[WHAT THE TASK ASKS]:
Copy the records below exactly, leaving out any pictures.

[RECORD LIST]:
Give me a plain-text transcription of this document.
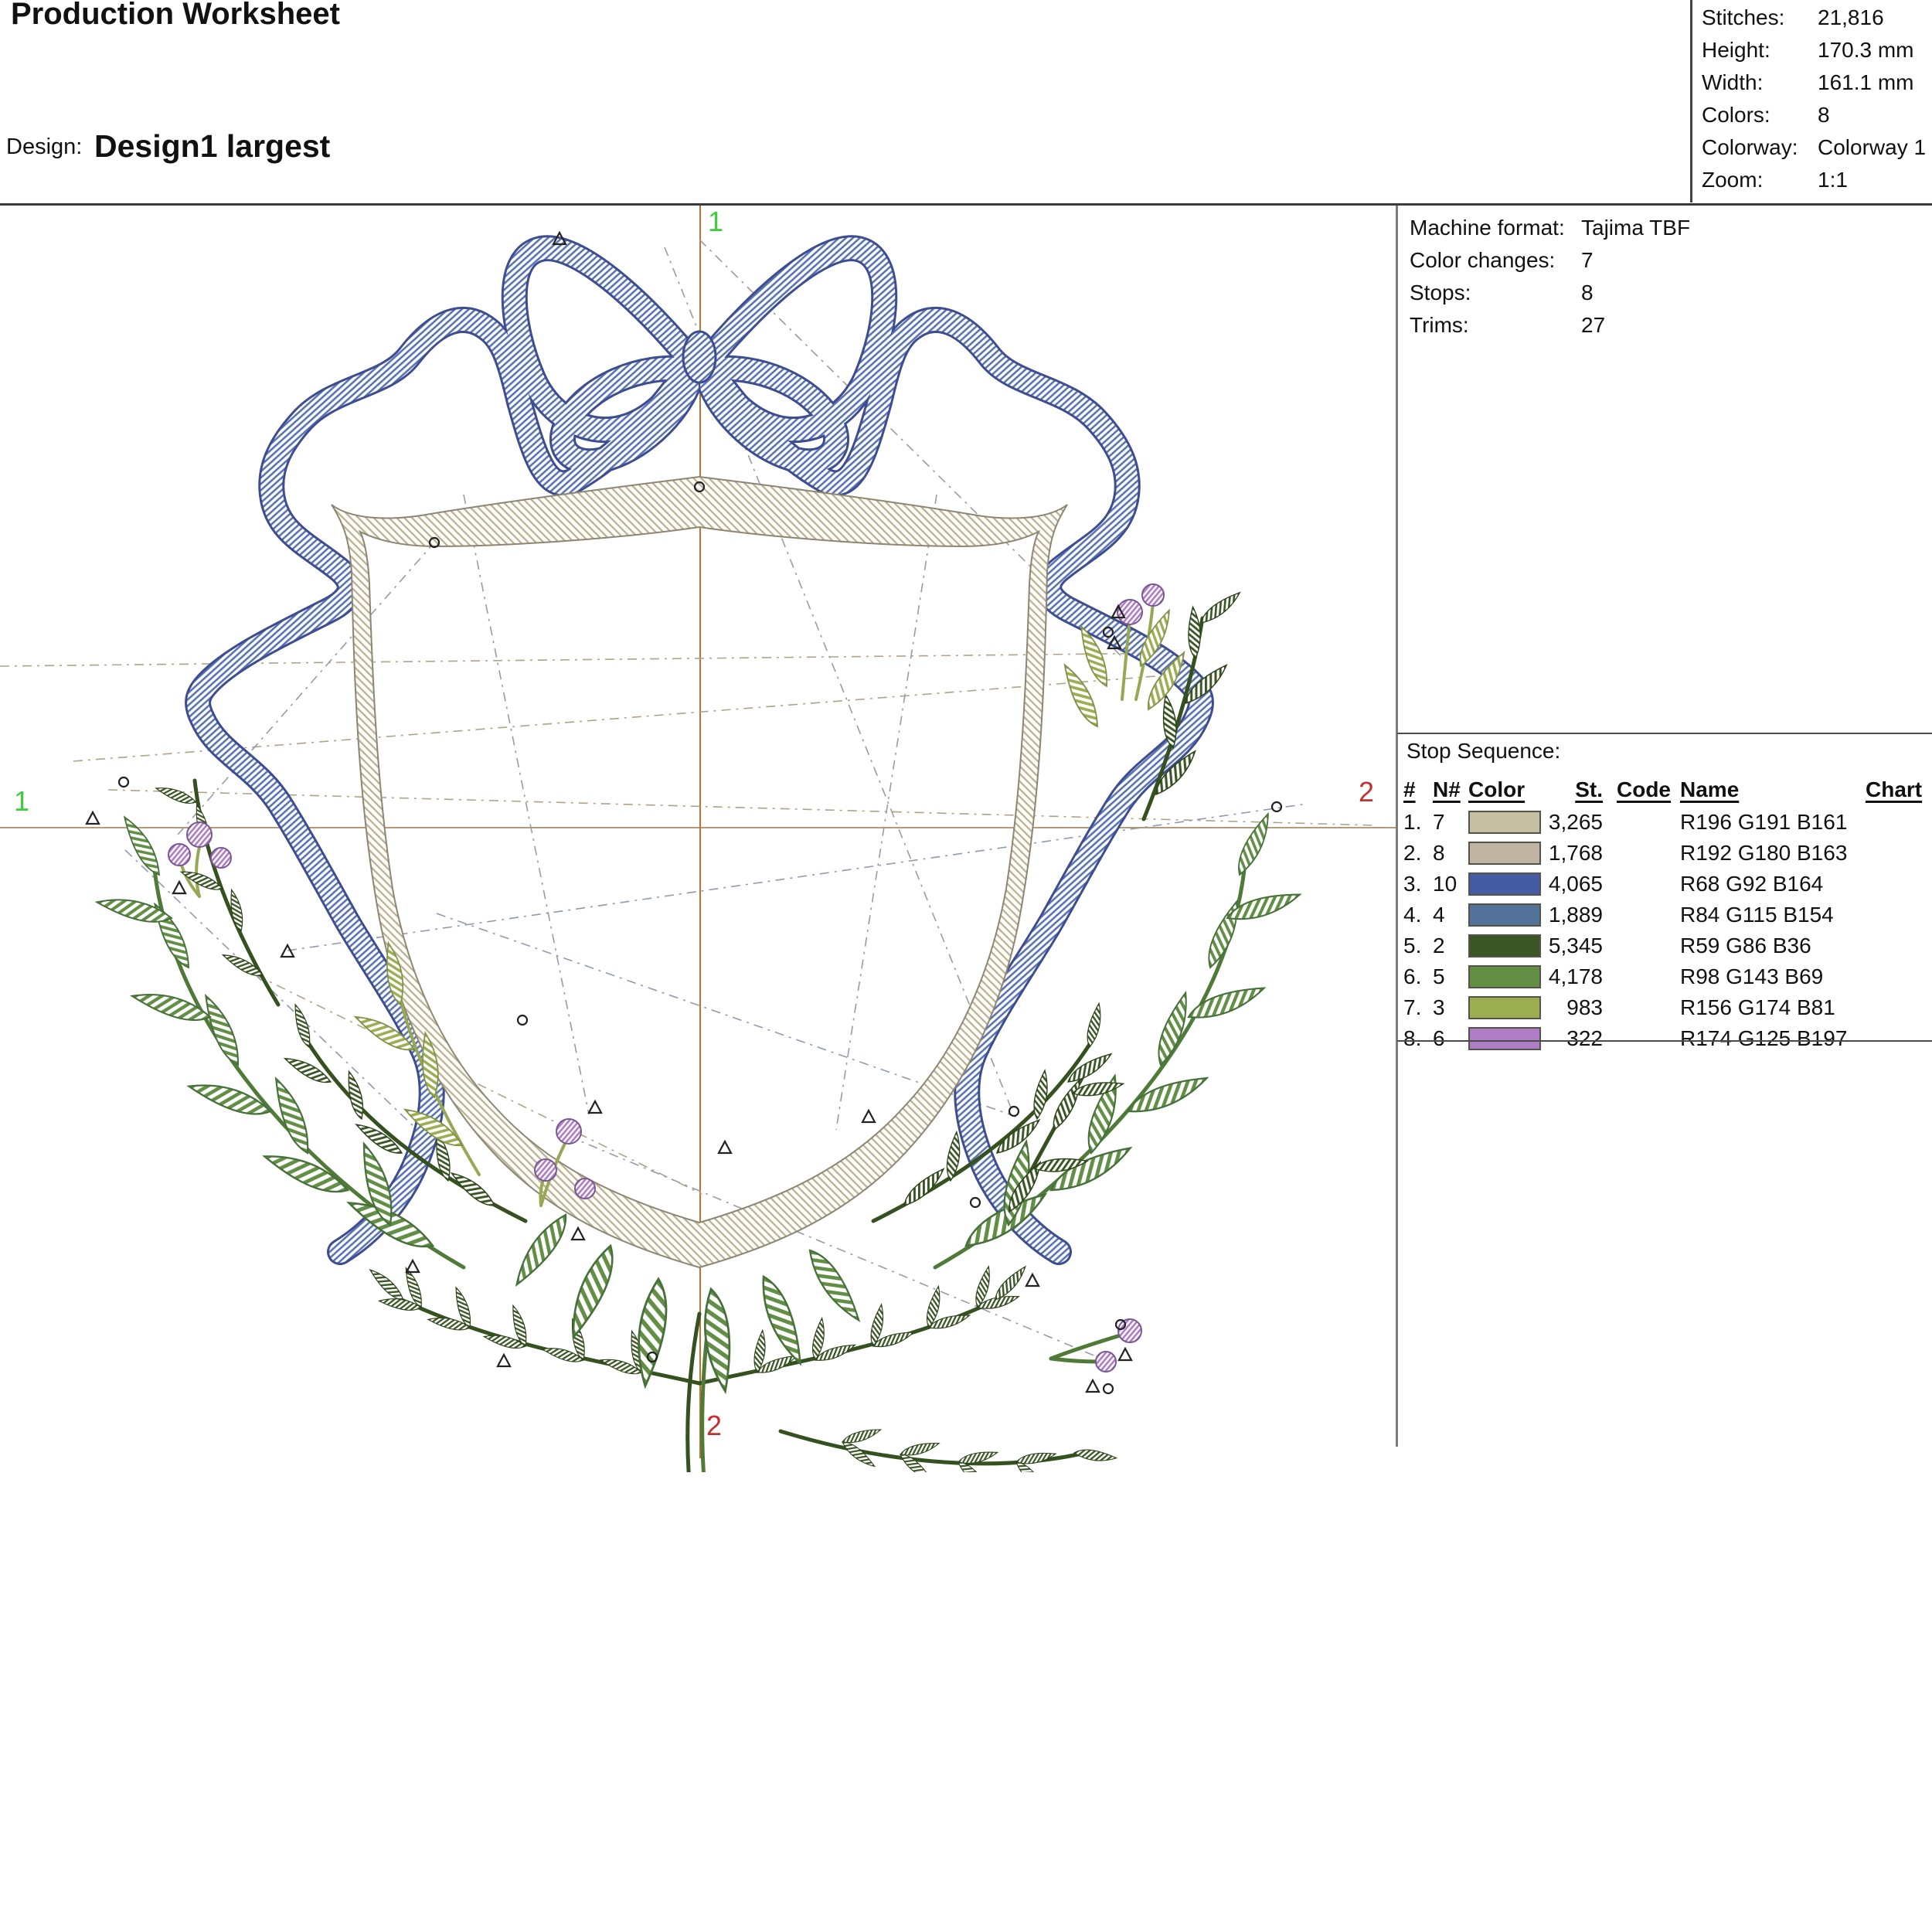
Production Worksheet
Design: Design1 largest
Stitches:	21,816
Height:	170.3 mm
Width:	161.1 mm
Colors:	8
Colorway: Colorway 1
Zoom:	1:1
Machine format: Tajima TBF
Color changes:	7
Stops:	8
Trims:	27
Stop Sequence:
# N# Color	St. Code Name	Chart
1. 7	3,265	R196 G191 B161
2. 8	1,768	R192 G180 B163
3. 10	4,065	R68 G92 B164
4. 4	1,889	R84 G115 B154
5. 2	5,345	R59 G86 B36
6. 5	4,178	R98 G143 B69
7. 3	983	R156 G174 B81
8. 6	322	R174 G125 B197
1	2
1
2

[RESULT]:
Give me a plain-text transcription of this document.
Production Worksheet
Design: Design1 largest
Stitches:	21,816
Height:	170.3 mm
Width:	161.1 mm
Colors:	8
Colorway: Colorway 1
Zoom:	1:1
Machine format: Tajima TBF
Color changes:	7
Stops:	8
Trims:	27
Stop Sequence:
# N# Color	St. Code Name	Chart
1. 7	3,265	R196 G191 B161
2. 8	1,768	R192 G180 B163
3. 10	4,065	R68 G92 B164
4. 4	1,889	R84 G115 B154
5. 2	5,345	R59 G86 B36
6. 5	4,178	R98 G143 B69
7. 3	983	R156 G174 B81
8. 6	322	R174 G125 B197
1	2
1
2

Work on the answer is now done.